Raw records:
╭──

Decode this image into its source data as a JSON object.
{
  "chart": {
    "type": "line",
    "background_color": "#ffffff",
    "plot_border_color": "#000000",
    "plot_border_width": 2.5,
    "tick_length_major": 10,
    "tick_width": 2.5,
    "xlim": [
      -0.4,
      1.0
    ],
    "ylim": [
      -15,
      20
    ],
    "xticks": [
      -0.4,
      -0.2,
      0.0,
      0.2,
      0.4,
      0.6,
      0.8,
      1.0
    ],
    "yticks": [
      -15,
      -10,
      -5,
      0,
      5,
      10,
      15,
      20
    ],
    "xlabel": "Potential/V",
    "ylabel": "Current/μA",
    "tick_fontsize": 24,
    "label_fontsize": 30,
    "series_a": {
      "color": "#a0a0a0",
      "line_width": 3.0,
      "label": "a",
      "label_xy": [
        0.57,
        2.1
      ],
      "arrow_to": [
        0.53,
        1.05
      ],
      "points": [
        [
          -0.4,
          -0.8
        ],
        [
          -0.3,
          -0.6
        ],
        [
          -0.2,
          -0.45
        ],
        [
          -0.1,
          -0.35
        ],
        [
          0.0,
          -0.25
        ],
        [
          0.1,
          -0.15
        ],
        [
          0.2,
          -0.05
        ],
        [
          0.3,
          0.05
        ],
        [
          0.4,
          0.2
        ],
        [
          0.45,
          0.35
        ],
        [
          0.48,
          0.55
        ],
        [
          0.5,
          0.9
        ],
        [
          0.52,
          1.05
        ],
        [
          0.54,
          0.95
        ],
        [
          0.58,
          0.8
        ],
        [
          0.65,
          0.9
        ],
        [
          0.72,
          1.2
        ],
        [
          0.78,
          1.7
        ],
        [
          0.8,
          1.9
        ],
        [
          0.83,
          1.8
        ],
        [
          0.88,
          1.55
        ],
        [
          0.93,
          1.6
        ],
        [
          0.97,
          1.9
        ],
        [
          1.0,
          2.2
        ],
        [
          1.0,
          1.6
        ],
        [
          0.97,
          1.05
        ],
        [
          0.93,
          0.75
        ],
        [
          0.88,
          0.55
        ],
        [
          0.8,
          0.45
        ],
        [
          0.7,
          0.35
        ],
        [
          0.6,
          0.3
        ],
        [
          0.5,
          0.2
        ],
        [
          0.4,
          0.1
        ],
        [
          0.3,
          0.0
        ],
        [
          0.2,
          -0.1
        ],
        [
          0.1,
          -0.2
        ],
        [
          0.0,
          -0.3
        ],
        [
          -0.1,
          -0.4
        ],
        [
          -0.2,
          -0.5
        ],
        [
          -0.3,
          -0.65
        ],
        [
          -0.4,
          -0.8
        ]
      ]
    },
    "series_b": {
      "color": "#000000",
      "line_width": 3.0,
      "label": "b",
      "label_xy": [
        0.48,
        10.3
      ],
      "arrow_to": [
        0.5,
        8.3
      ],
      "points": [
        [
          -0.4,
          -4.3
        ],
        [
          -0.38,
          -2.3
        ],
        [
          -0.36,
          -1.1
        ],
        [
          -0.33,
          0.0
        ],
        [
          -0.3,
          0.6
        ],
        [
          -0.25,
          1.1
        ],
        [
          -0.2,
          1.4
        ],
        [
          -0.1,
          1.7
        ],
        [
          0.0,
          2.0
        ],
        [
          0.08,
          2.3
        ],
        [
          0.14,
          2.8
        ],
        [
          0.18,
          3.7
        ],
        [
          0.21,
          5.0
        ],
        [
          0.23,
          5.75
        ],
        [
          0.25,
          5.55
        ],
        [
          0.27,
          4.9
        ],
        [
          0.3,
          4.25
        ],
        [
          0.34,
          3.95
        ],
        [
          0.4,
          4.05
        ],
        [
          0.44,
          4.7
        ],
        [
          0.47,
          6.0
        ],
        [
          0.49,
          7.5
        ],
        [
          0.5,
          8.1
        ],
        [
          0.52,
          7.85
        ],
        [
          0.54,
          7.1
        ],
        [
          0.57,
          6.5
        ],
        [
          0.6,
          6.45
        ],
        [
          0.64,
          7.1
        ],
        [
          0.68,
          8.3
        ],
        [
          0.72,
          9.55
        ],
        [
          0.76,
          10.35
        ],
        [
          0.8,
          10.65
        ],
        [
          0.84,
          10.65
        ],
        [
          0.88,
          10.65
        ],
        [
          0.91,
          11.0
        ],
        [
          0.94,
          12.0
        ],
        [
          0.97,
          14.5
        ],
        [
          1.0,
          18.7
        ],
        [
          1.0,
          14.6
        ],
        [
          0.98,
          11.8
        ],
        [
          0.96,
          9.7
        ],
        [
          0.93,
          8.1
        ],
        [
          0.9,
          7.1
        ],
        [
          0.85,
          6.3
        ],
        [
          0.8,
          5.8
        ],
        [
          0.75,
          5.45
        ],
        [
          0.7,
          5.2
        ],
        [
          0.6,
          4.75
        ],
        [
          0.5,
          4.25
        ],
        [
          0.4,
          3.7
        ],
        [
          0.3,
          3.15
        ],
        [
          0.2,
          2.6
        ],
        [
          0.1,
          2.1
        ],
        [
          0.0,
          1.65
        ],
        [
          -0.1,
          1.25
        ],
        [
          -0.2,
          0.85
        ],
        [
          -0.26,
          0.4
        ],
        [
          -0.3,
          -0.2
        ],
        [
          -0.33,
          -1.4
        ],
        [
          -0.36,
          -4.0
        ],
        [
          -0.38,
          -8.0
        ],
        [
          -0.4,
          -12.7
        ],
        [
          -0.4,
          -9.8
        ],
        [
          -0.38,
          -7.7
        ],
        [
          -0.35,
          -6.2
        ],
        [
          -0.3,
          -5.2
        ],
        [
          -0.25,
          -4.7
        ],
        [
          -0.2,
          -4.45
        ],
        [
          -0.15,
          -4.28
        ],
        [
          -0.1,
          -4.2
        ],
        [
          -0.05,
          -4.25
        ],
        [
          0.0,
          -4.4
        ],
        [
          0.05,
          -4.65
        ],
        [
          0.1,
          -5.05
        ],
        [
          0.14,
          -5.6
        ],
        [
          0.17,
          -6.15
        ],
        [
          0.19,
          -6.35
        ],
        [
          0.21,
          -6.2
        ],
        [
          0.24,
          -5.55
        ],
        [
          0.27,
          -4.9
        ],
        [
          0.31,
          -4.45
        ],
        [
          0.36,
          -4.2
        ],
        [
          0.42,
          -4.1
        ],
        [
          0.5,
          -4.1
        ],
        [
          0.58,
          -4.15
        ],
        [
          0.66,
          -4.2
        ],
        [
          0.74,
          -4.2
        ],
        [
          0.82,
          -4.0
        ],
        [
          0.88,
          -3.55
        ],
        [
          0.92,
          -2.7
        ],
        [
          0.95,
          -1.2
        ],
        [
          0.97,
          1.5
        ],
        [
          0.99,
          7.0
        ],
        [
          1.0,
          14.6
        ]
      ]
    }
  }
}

╰──

* _PROBLEM REQUIREMENTS_
Reproduce every entry shown above, precisely as it stands.

* _REPLY_
Decode this image into its source data as a JSON object.
{
  "chart": {
    "type": "line",
    "background_color": "#ffffff",
    "plot_border_color": "#000000",
    "plot_border_width": 2.5,
    "tick_length_major": 10,
    "tick_width": 2.5,
    "xlim": [
      -0.4,
      1.0
    ],
    "ylim": [
      -15,
      20
    ],
    "xticks": [
      -0.4,
      -0.2,
      0.0,
      0.2,
      0.4,
      0.6,
      0.8,
      1.0
    ],
    "yticks": [
      -15,
      -10,
      -5,
      0,
      5,
      10,
      15,
      20
    ],
    "xlabel": "Potential/V",
    "ylabel": "Current/μA",
    "tick_fontsize": 24,
    "label_fontsize": 30,
    "series_a": {
      "color": "#a0a0a0",
      "line_width": 3.0,
      "label": "a",
      "label_xy": [
        0.57,
        2.1
      ],
      "arrow_to": [
        0.53,
        1.05
      ],
      "points": [
        [
          -0.4,
          -0.8
        ],
        [
          -0.3,
          -0.6
        ],
        [
          -0.2,
          -0.45
        ],
        [
          -0.1,
          -0.35
        ],
        [
          0.0,
          -0.25
        ],
        [
          0.1,
          -0.15
        ],
        [
          0.2,
          -0.05
        ],
        [
          0.3,
          0.05
        ],
        [
          0.4,
          0.2
        ],
        [
          0.45,
          0.35
        ],
        [
          0.48,
          0.55
        ],
        [
          0.5,
          0.9
        ],
        [
          0.52,
          1.05
        ],
        [
          0.54,
          0.95
        ],
        [
          0.58,
          0.8
        ],
        [
          0.65,
          0.9
        ],
        [
          0.72,
          1.2
        ],
        [
          0.78,
          1.7
        ],
        [
          0.8,
          1.9
        ],
        [
          0.83,
          1.8
        ],
        [
          0.88,
          1.55
        ],
        [
          0.93,
          1.6
        ],
        [
          0.97,
          1.9
        ],
        [
          1.0,
          2.2
        ],
        [
          1.0,
          1.6
        ],
        [
          0.97,
          1.05
        ],
        [
          0.93,
          0.75
        ],
        [
          0.88,
          0.55
        ],
        [
          0.8,
          0.45
        ],
        [
          0.7,
          0.35
        ],
        [
          0.6,
          0.3
        ],
        [
          0.5,
          0.2
        ],
        [
          0.4,
          0.1
        ],
        [
          0.3,
          0.0
        ],
        [
          0.2,
          -0.1
        ],
        [
          0.1,
          -0.2
        ],
        [
          0.0,
          -0.3
        ],
        [
          -0.1,
          -0.4
        ],
        [
          -0.2,
          -0.5
        ],
        [
          -0.3,
          -0.65
        ],
        [
          -0.4,
          -0.8
        ]
      ]
    },
    "series_b": {
      "color": "#000000",
      "line_width": 3.0,
      "label": "b",
      "label_xy": [
        0.48,
        10.3
      ],
      "arrow_to": [
        0.5,
        8.3
      ],
      "points": [
        [
          -0.4,
          -4.3
        ],
        [
          -0.38,
          -2.3
        ],
        [
          -0.36,
          -1.1
        ],
        [
          -0.33,
          0.0
        ],
        [
          -0.3,
          0.6
        ],
        [
          -0.25,
          1.1
        ],
        [
          -0.2,
          1.4
        ],
        [
          -0.1,
          1.7
        ],
        [
          0.0,
          2.0
        ],
        [
          0.08,
          2.3
        ],
        [
          0.14,
          2.8
        ],
        [
          0.18,
          3.7
        ],
        [
          0.21,
          5.0
        ],
        [
          0.23,
          5.75
        ],
        [
          0.25,
          5.55
        ],
        [
          0.27,
          4.9
        ],
        [
          0.3,
          4.25
        ],
        [
          0.34,
          3.95
        ],
        [
          0.4,
          4.05
        ],
        [
          0.44,
          4.7
        ],
        [
          0.47,
          6.0
        ],
        [
          0.49,
          7.5
        ],
        [
          0.5,
          8.1
        ],
        [
          0.52,
          7.85
        ],
        [
          0.54,
          7.1
        ],
        [
          0.57,
          6.5
        ],
        [
          0.6,
          6.45
        ],
        [
          0.64,
          7.1
        ],
        [
          0.68,
          8.3
        ],
        [
          0.72,
          9.55
        ],
        [
          0.76,
          10.35
        ],
        [
          0.8,
          10.65
        ],
        [
          0.84,
          10.65
        ],
        [
          0.88,
          10.65
        ],
        [
          0.91,
          11.0
        ],
        [
          0.94,
          12.0
        ],
        [
          0.97,
          14.5
        ],
        [
          1.0,
          18.7
        ],
        [
          1.0,
          14.6
        ],
        [
          0.98,
          11.8
        ],
        [
          0.96,
          9.7
        ],
        [
          0.93,
          8.1
        ],
        [
          0.9,
          7.1
        ],
        [
          0.85,
          6.3
        ],
        [
          0.8,
          5.8
        ],
        [
          0.75,
          5.45
        ],
        [
          0.7,
          5.2
        ],
        [
          0.6,
          4.75
        ],
        [
          0.5,
          4.25
        ],
        [
          0.4,
          3.7
        ],
        [
          0.3,
          3.15
        ],
        [
          0.2,
          2.6
        ],
        [
          0.1,
          2.1
        ],
        [
          0.0,
          1.65
        ],
        [
          -0.1,
          1.25
        ],
        [
          -0.2,
          0.85
        ],
        [
          -0.26,
          0.4
        ],
        [
          -0.3,
          -0.2
        ],
        [
          -0.33,
          -1.4
        ],
        [
          -0.36,
          -4.0
        ],
        [
          -0.38,
          -8.0
        ],
        [
          -0.4,
          -12.7
        ],
        [
          -0.4,
          -9.8
        ],
        [
          -0.38,
          -7.7
        ],
        [
          -0.35,
          -6.2
        ],
        [
          -0.3,
          -5.2
        ],
        [
          -0.25,
          -4.7
        ],
        [
          -0.2,
          -4.45
        ],
        [
          -0.15,
          -4.28
        ],
        [
          -0.1,
          -4.2
        ],
        [
          -0.05,
          -4.25
        ],
        [
          0.0,
          -4.4
        ],
        [
          0.05,
          -4.65
        ],
        [
          0.1,
          -5.05
        ],
        [
          0.14,
          -5.6
        ],
        [
          0.17,
          -6.15
        ],
        [
          0.19,
          -6.35
        ],
        [
          0.21,
          -6.2
        ],
        [
          0.24,
          -5.55
        ],
        [
          0.27,
          -4.9
        ],
        [
          0.31,
          -4.45
        ],
        [
          0.36,
          -4.2
        ],
        [
          0.42,
          -4.1
        ],
        [
          0.5,
          -4.1
        ],
        [
          0.58,
          -4.15
        ],
        [
          0.66,
          -4.2
        ],
        [
          0.74,
          -4.2
        ],
        [
          0.82,
          -4.0
        ],
        [
          0.88,
          -3.55
        ],
        [
          0.92,
          -2.7
        ],
        [
          0.95,
          -1.2
        ],
        [
          0.97,
          1.5
        ],
        [
          0.99,
          7.0
        ],
        [
          1.0,
          14.6
        ]
      ]
    }
  }
}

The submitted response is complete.